◆ **DIRECTIVE**:
Answer with nothing but a number: how many lines include the word "Gospodarz"?

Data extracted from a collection

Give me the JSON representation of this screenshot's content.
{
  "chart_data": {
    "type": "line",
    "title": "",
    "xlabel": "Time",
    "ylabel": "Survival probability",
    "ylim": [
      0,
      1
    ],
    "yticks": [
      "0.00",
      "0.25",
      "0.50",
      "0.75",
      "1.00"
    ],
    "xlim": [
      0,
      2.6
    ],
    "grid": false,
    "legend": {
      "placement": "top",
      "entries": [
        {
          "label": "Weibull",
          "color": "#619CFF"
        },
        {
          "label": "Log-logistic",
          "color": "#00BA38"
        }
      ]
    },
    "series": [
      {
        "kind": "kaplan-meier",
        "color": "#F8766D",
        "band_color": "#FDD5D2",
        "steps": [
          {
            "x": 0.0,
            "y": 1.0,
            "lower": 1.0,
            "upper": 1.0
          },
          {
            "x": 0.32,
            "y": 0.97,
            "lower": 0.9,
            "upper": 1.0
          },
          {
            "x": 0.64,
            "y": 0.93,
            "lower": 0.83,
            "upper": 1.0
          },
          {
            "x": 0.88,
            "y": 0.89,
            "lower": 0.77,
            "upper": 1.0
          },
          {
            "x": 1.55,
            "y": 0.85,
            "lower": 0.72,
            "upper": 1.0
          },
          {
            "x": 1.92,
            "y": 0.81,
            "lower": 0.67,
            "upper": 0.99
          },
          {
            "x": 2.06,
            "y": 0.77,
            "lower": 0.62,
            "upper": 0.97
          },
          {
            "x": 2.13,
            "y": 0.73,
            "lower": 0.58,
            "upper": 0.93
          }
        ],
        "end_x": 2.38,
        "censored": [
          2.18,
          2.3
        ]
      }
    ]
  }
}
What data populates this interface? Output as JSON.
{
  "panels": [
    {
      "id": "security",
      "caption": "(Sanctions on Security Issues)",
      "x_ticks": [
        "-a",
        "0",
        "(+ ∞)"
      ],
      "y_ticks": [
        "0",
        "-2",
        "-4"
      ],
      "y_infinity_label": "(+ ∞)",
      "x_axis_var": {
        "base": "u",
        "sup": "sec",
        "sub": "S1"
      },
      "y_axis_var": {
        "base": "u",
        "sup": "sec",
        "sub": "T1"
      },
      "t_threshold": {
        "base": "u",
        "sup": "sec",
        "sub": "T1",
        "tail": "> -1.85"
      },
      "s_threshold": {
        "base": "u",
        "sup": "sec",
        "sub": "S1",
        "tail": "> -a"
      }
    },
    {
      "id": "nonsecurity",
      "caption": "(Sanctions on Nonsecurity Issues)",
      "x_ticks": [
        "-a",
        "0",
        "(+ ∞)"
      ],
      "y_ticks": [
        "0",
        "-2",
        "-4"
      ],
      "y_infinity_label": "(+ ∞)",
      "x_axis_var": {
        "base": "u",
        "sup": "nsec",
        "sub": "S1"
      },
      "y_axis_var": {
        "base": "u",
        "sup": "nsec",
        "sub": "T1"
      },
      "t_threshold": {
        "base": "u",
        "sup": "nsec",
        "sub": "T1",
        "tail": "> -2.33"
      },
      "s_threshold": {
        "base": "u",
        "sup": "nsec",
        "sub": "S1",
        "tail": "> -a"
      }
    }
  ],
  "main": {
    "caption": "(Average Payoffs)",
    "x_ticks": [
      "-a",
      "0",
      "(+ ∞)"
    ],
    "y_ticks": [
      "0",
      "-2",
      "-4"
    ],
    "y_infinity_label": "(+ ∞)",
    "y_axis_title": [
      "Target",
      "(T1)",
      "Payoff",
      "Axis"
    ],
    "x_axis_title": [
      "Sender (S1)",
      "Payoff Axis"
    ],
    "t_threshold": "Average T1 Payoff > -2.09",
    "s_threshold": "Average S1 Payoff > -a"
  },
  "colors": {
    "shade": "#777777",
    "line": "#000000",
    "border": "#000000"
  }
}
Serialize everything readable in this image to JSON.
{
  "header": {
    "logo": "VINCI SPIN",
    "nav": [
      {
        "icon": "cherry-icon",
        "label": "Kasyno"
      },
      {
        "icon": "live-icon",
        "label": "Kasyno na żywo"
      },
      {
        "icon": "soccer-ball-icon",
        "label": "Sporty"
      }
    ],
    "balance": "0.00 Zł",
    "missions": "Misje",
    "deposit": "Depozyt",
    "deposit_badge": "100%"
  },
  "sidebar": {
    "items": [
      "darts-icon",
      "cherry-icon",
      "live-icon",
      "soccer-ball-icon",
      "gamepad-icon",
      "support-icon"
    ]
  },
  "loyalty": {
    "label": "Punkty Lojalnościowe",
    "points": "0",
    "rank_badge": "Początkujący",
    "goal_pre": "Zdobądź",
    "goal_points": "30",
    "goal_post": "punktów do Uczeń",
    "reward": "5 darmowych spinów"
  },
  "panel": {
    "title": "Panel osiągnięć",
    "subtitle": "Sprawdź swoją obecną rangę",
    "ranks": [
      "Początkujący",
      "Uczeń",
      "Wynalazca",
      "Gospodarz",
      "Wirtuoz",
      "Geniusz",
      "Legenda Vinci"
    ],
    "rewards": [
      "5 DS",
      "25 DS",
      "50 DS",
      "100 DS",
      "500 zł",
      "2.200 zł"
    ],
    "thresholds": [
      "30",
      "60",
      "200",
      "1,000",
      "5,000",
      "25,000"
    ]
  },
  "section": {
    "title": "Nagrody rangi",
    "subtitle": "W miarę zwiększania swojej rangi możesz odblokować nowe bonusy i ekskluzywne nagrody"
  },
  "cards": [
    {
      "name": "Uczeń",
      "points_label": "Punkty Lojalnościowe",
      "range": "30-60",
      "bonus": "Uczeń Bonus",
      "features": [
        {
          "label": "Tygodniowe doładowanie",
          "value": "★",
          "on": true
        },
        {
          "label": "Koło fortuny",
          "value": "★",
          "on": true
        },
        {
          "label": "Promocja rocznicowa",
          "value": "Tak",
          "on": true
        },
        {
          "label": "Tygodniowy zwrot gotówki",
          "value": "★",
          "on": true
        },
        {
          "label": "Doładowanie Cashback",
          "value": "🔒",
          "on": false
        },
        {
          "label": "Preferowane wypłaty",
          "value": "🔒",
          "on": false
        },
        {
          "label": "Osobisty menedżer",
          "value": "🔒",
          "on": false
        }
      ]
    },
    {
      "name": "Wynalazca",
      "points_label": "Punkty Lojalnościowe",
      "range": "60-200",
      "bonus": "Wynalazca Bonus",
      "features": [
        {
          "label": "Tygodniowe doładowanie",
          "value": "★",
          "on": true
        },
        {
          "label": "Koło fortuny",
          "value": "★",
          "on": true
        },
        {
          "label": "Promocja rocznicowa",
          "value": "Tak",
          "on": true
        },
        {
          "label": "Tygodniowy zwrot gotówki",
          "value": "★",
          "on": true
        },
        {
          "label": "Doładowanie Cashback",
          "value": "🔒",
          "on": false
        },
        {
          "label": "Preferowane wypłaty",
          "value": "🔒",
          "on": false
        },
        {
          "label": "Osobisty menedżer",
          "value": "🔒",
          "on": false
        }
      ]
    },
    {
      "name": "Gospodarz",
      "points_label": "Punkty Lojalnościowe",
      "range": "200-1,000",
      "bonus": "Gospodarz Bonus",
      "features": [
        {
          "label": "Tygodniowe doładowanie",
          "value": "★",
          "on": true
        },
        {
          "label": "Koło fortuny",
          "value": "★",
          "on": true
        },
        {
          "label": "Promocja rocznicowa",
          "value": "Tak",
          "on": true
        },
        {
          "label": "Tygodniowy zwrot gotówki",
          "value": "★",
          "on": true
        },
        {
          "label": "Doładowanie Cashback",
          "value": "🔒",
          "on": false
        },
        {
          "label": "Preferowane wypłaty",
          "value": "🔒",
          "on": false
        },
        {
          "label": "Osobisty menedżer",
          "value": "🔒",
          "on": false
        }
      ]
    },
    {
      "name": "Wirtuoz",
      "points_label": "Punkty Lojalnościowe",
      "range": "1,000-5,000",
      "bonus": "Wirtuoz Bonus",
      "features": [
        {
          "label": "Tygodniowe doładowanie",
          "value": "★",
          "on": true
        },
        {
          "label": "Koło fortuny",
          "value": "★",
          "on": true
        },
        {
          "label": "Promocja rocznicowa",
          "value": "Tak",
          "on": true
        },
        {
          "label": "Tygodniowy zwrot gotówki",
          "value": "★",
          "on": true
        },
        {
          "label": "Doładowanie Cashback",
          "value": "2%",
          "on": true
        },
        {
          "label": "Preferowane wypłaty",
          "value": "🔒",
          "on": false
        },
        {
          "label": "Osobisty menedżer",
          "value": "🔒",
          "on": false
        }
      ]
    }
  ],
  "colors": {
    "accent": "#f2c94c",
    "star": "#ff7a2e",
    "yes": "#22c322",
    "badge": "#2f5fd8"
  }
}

◆ **ANSWER TO THE TASK**:
3